+++ Given information
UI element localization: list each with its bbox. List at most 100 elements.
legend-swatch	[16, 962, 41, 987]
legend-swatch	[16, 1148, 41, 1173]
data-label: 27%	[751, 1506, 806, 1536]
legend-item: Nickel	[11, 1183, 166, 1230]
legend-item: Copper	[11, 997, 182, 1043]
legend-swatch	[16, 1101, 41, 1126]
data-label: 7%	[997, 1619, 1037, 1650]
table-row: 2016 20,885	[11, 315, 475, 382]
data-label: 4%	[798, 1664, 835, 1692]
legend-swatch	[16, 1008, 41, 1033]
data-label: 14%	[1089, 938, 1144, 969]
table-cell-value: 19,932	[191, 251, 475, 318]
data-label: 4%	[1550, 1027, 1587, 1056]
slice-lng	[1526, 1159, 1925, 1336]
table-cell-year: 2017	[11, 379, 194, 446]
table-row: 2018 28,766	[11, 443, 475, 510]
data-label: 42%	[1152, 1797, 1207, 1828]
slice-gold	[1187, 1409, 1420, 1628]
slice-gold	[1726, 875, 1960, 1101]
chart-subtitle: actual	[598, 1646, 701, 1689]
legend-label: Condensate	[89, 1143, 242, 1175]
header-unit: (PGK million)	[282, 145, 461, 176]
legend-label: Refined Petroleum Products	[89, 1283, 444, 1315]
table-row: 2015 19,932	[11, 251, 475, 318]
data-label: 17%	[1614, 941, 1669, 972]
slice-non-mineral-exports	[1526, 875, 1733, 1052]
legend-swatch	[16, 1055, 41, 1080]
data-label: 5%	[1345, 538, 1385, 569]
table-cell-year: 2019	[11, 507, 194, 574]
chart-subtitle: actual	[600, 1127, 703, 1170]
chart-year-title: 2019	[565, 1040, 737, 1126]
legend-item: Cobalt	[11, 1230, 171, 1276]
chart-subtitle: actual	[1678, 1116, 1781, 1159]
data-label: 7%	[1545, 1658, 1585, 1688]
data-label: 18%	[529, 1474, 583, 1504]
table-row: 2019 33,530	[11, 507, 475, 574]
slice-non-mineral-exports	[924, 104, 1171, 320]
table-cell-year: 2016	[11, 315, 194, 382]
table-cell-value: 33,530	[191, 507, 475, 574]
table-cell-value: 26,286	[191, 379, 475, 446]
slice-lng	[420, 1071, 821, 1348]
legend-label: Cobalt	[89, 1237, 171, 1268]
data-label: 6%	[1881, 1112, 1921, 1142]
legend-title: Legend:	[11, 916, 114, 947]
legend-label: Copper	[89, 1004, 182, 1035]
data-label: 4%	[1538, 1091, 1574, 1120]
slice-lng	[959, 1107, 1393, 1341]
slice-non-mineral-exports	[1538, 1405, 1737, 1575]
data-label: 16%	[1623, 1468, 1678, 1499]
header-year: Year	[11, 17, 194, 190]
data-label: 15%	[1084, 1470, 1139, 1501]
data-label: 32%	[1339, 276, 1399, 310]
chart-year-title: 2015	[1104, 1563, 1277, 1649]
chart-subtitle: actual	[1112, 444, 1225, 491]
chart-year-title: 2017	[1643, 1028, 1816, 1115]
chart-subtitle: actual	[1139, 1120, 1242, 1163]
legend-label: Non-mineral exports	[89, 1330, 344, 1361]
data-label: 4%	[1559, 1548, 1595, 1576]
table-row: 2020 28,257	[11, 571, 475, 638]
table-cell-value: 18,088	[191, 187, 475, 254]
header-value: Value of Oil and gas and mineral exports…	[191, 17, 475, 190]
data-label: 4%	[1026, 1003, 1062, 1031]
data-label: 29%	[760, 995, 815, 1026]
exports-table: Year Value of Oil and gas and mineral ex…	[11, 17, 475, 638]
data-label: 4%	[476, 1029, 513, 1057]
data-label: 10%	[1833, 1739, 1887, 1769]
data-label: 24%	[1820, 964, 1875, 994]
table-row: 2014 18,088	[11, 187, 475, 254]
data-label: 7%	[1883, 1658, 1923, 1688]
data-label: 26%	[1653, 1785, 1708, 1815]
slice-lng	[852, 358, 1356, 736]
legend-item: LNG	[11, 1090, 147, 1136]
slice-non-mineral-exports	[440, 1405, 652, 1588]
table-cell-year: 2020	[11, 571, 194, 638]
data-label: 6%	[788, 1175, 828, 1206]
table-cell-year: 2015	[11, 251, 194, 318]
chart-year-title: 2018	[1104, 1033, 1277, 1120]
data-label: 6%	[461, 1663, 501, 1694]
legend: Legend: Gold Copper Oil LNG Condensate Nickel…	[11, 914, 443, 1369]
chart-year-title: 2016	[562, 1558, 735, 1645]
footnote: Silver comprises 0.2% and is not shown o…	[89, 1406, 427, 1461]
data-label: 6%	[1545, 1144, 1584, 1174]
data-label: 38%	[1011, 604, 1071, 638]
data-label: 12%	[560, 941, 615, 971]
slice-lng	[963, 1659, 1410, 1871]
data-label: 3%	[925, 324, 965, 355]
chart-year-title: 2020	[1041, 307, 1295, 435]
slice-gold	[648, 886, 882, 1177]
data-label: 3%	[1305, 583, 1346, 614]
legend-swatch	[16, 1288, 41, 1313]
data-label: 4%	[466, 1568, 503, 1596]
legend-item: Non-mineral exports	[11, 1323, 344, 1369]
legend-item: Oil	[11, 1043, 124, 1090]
++++++
▸ **Objective**
Reproduce the records from the first line through the line containing "legend-label: Refined Petroleum", swapping "Condensate" for "Natural Gas Condensate" and leaving everything else unchanged.

▸ **Output for this exercise**
UI element localization: list each with its bbox. List at most 100 elements.
legend-swatch	[16, 962, 41, 987]
legend-swatch	[16, 1148, 41, 1173]
data-label: 27%	[751, 1506, 806, 1536]
legend-item: Nickel	[11, 1183, 166, 1230]
legend-item: Copper	[11, 997, 182, 1043]
legend-swatch	[16, 1101, 41, 1126]
data-label: 7%	[997, 1619, 1037, 1650]
table-row: 2016 20,885	[11, 315, 475, 382]
data-label: 4%	[798, 1664, 835, 1692]
legend-swatch	[16, 1008, 41, 1033]
data-label: 14%	[1089, 938, 1144, 969]
table-cell-value: 19,932	[191, 251, 475, 318]
data-label: 4%	[1550, 1027, 1587, 1056]
slice-lng	[1526, 1159, 1925, 1336]
table-cell-year: 2017	[11, 379, 194, 446]
table-row: 2018 28,766	[11, 443, 475, 510]
data-label: 42%	[1152, 1797, 1207, 1828]
slice-gold	[1187, 1409, 1420, 1628]
slice-gold	[1726, 875, 1960, 1101]
chart-subtitle: actual	[598, 1646, 701, 1689]
legend-label: Natural Gas Condensate	[89, 1143, 242, 1175]
header-unit: (PGK million)	[282, 145, 461, 176]
legend-label: Refined Petroleum Products	[89, 1283, 444, 1315]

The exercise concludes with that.